AIM OF THE TASK |
Check each line of the listing below for the string "อระบายน", and copy the ones that have it.

◇ ◇ ◇ ◇

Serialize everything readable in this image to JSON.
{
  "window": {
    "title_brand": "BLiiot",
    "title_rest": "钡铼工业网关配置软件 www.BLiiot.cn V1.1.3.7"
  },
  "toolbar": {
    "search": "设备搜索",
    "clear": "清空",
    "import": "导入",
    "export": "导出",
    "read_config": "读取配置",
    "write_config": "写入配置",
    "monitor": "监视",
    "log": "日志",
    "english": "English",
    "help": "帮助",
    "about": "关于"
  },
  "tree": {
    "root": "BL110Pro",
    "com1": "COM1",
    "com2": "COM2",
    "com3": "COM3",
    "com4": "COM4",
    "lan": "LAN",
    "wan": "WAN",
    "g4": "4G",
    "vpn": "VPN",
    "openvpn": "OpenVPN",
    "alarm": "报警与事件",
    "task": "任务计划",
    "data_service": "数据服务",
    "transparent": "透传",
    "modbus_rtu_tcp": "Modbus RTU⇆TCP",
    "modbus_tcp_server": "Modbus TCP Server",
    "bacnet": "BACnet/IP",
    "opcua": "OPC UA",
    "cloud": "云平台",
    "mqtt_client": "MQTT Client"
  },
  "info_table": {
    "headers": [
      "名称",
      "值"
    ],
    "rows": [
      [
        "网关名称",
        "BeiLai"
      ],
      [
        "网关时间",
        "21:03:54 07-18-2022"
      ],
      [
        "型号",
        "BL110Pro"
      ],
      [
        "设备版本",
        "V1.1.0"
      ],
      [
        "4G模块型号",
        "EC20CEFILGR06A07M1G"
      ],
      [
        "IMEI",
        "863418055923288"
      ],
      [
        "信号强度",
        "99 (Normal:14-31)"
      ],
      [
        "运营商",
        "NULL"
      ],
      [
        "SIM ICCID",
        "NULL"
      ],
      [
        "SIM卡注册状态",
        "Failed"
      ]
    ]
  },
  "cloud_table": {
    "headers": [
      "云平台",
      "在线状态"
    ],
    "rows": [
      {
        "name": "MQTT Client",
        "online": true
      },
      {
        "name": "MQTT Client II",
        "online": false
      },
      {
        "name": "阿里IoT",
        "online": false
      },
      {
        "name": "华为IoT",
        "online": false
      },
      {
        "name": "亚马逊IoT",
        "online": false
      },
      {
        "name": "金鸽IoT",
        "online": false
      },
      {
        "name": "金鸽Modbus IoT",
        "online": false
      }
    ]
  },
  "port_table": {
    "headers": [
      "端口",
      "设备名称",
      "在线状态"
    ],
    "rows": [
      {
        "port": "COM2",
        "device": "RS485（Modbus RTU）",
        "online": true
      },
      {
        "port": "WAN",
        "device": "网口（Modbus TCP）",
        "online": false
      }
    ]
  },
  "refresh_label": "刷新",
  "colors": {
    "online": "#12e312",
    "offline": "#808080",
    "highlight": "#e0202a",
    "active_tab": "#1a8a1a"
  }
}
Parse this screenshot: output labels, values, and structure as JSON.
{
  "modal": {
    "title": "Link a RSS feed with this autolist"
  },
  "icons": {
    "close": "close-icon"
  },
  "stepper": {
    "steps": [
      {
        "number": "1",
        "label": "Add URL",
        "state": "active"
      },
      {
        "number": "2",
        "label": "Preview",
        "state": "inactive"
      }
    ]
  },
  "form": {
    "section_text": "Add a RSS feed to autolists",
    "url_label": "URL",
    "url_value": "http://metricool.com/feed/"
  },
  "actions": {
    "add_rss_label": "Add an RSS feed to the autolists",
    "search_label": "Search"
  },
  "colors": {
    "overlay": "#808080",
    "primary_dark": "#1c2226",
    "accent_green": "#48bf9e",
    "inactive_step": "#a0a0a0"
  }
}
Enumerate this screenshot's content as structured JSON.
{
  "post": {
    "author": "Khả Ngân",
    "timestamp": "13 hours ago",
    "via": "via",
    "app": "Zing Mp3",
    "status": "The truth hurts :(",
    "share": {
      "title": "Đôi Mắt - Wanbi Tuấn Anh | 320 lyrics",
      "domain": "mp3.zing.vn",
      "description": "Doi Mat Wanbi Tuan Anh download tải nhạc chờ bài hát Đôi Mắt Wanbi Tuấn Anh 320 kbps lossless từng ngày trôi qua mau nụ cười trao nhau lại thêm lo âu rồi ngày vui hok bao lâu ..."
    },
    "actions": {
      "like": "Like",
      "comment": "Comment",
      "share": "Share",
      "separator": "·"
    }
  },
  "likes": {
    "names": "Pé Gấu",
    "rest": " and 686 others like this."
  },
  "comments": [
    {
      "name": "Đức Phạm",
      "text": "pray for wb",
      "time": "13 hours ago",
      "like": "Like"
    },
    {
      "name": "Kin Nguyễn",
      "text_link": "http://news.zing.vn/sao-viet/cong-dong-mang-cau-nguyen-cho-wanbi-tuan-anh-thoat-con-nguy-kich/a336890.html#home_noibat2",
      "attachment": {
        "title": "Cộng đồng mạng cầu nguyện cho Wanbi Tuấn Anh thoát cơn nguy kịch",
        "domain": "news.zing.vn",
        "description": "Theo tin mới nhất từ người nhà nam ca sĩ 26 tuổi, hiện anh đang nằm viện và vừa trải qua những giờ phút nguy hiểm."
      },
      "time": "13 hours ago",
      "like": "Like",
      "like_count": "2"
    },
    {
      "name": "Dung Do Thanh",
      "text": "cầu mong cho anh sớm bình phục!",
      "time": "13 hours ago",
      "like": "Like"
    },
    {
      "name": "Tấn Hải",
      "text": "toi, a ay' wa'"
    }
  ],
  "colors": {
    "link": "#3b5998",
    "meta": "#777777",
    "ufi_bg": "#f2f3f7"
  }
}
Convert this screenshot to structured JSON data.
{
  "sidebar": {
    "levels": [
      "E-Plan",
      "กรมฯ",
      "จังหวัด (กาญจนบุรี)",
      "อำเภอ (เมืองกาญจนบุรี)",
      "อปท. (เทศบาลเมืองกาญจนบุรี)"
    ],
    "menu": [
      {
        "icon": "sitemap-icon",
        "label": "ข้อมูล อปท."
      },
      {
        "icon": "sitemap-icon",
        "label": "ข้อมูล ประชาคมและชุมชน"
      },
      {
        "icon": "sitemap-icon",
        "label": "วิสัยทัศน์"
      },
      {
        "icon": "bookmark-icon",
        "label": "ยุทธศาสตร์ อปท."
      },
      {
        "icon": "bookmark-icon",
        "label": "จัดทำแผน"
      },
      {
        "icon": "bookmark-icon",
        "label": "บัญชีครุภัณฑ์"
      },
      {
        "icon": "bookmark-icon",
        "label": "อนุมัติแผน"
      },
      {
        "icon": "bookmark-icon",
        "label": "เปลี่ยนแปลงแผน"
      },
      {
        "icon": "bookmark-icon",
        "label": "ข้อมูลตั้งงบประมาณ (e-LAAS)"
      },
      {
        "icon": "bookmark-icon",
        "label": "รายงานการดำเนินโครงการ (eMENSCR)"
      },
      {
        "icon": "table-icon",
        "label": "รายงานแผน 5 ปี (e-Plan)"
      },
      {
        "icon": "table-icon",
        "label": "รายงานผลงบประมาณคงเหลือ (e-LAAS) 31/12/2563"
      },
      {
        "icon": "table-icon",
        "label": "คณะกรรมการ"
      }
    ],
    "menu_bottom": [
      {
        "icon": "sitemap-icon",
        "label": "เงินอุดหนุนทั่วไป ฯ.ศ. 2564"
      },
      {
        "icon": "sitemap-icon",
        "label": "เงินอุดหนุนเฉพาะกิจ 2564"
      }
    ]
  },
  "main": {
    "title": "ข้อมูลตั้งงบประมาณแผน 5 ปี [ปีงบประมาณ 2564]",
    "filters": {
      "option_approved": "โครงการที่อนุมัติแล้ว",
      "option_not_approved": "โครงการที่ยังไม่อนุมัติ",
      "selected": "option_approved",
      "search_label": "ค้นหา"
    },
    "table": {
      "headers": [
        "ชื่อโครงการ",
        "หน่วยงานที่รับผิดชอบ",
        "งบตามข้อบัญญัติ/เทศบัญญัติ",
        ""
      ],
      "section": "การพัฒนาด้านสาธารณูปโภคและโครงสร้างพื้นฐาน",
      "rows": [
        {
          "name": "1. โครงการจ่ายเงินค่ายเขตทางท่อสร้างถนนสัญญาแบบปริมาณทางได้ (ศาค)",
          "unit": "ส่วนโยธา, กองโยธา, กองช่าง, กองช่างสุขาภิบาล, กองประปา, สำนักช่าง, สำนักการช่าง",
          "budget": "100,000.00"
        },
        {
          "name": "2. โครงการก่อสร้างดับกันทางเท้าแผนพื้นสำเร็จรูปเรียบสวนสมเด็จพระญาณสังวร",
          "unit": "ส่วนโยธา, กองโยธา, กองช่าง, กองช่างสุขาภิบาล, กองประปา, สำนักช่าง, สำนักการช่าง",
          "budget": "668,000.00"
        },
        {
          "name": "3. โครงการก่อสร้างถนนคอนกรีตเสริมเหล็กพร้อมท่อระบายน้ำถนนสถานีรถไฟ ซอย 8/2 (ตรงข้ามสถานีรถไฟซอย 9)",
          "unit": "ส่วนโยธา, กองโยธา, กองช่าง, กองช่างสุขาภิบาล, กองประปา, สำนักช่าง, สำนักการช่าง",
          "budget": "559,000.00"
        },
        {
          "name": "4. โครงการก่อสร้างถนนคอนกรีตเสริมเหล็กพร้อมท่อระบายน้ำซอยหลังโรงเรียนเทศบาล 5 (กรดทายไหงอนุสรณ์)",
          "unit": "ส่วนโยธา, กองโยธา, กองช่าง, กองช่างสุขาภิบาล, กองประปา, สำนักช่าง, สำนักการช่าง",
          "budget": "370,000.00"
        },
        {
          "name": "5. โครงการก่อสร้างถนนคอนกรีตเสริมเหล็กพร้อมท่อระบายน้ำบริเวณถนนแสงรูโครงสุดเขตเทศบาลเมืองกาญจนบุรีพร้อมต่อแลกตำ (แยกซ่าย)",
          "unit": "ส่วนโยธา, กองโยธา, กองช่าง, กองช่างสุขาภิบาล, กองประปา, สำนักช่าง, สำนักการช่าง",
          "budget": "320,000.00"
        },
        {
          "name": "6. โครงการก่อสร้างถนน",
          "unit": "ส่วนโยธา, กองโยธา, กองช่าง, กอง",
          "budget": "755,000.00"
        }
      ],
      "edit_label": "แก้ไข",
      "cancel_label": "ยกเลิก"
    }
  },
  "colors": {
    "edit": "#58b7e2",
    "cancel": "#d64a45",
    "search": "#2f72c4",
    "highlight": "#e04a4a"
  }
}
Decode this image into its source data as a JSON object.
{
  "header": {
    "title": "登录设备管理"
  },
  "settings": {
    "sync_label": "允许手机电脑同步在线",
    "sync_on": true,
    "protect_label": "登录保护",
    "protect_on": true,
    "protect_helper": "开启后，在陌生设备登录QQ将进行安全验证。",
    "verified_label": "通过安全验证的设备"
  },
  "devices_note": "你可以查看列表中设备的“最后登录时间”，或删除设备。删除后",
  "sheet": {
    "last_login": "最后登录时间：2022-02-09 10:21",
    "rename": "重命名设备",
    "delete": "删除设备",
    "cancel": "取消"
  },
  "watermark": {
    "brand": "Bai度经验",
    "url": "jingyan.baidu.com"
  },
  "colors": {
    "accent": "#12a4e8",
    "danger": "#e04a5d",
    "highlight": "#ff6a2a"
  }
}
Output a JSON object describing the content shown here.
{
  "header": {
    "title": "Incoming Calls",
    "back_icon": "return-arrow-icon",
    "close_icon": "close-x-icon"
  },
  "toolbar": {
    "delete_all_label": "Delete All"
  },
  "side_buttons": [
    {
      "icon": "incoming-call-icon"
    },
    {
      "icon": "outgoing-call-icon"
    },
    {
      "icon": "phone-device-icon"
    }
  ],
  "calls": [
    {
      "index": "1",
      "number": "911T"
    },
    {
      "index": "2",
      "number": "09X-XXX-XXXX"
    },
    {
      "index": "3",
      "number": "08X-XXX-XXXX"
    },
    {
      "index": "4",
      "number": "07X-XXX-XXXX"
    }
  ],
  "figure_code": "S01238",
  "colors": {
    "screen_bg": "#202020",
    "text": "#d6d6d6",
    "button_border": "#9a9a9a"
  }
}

◇ ◇ ◇ ◇

IN RESPONSE |
          "name": "3. โครงการก่อสร้างถนนคอนกรีตเสริมเหล็กพร้อมท่อระบายน้ำถนนสถานีรถไฟ ซอย 8/2 (ตรงข้ามสถานีรถไฟซอย 9)",
          "name": "4. โครงการก่อสร้างถนนคอนกรีตเสริมเหล็กพร้อมท่อระบายน้ำซอยหลังโรงเรียนเทศบาล 5 (กรดทายไหงอนุสรณ์)",
          "name": "5. โครงการก่อสร้างถนนคอนกรีตเสริมเหล็กพร้อมท่อระบายน้ำบริเวณถนนแสงรูโครงสุดเขตเทศบาลเมืองกาญจนบุรีพร้อมต่อแลกตำ (แยกซ่าย)",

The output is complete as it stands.